=== Given information ===
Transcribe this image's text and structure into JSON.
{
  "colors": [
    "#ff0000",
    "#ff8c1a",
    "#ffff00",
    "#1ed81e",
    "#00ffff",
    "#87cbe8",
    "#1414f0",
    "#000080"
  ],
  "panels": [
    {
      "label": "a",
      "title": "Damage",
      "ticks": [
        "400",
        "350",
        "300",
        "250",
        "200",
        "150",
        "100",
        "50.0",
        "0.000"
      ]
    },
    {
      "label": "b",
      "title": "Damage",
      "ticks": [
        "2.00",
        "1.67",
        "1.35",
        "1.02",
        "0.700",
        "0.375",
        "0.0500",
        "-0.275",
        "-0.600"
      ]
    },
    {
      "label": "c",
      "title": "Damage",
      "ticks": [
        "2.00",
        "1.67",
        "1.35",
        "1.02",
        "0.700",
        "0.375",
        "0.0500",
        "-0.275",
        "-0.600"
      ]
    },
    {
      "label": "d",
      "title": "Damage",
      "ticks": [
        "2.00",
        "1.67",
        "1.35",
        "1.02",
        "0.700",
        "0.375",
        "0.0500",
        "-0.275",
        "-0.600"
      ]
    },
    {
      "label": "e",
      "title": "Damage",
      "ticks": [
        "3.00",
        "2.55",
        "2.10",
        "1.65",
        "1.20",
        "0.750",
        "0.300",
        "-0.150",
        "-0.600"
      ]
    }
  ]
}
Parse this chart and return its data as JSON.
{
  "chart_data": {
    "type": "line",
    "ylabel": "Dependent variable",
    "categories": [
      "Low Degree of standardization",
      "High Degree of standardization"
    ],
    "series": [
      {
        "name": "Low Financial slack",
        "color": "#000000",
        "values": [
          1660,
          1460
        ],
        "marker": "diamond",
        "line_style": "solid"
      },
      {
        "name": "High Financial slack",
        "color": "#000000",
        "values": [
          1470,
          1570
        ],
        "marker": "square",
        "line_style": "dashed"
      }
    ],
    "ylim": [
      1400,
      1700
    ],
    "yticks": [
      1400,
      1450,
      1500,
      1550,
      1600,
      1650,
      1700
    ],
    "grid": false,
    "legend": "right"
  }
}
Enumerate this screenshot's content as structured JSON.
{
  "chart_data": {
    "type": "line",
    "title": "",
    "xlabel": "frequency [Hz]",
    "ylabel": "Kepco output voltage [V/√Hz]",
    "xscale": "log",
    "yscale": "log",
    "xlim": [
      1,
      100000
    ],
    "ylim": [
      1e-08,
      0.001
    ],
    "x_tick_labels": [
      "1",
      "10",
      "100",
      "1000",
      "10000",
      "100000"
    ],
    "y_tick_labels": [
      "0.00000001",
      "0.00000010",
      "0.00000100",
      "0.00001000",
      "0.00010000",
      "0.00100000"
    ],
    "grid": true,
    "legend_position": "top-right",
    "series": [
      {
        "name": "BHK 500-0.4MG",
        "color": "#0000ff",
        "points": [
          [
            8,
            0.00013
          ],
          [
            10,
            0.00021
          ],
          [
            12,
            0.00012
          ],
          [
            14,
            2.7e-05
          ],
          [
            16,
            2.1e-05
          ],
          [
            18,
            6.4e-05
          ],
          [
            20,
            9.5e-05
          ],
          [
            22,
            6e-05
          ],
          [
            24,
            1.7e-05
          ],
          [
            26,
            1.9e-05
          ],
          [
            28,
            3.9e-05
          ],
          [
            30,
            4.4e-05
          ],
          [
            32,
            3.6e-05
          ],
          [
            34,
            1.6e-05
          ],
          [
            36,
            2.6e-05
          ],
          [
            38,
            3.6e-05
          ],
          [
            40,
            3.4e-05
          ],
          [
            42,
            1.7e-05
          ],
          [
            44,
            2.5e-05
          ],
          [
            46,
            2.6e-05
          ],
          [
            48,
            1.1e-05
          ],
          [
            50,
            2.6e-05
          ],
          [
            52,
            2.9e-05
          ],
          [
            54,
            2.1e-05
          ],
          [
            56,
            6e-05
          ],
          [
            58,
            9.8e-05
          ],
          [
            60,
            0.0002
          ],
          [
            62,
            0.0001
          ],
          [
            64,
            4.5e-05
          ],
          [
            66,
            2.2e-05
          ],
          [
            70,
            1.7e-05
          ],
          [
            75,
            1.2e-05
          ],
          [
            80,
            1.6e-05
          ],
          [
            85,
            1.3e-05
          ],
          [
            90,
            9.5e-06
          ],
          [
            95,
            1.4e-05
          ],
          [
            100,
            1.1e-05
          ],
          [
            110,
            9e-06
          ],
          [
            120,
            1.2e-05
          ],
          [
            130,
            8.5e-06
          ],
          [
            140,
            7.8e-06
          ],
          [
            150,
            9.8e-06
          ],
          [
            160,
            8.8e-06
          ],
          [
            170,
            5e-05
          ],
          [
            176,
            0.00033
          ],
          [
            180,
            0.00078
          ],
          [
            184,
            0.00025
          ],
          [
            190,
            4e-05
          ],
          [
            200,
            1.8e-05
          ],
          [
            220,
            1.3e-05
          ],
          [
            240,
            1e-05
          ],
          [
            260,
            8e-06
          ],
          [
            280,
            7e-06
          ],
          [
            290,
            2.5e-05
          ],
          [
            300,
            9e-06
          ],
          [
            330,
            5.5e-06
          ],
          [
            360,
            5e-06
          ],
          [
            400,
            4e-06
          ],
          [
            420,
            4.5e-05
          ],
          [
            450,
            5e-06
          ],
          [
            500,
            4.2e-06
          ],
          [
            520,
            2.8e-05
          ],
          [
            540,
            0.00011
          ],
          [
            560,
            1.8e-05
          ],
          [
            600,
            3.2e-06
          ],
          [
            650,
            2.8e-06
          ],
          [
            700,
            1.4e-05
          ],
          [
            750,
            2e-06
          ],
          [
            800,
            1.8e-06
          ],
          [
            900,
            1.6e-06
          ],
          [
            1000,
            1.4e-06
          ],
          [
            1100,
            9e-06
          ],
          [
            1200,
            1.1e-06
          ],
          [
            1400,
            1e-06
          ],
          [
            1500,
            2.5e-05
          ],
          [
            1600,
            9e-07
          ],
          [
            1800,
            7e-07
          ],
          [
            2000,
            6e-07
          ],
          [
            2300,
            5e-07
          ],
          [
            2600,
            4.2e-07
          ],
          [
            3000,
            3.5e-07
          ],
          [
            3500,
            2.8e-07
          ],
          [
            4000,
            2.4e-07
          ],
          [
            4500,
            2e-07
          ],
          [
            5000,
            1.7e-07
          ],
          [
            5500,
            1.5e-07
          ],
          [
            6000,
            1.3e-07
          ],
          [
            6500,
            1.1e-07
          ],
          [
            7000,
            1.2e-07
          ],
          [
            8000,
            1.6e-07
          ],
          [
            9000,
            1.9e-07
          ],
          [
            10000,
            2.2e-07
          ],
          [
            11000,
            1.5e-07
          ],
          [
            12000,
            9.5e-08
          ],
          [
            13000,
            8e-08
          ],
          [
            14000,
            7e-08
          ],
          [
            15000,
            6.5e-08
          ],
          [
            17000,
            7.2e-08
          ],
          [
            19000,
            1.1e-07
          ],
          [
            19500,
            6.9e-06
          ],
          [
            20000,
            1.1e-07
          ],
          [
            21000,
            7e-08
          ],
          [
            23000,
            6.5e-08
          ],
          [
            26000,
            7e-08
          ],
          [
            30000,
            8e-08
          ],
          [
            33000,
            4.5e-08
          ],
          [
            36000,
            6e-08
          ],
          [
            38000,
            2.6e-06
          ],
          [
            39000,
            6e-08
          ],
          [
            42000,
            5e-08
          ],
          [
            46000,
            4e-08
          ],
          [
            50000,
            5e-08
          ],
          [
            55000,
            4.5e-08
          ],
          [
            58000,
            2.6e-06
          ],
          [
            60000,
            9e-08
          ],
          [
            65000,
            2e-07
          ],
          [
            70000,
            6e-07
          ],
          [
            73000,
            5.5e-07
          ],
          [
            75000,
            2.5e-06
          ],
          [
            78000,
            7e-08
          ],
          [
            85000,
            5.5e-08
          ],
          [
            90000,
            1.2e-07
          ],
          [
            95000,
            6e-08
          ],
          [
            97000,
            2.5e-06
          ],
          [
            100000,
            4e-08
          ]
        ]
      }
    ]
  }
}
===
> [Stated exercise]:
Where a line in the entries holds "standardization", copy that line.

> [Exercise answer]:
      "Low Degree of standardization",
      "High Degree of standardization"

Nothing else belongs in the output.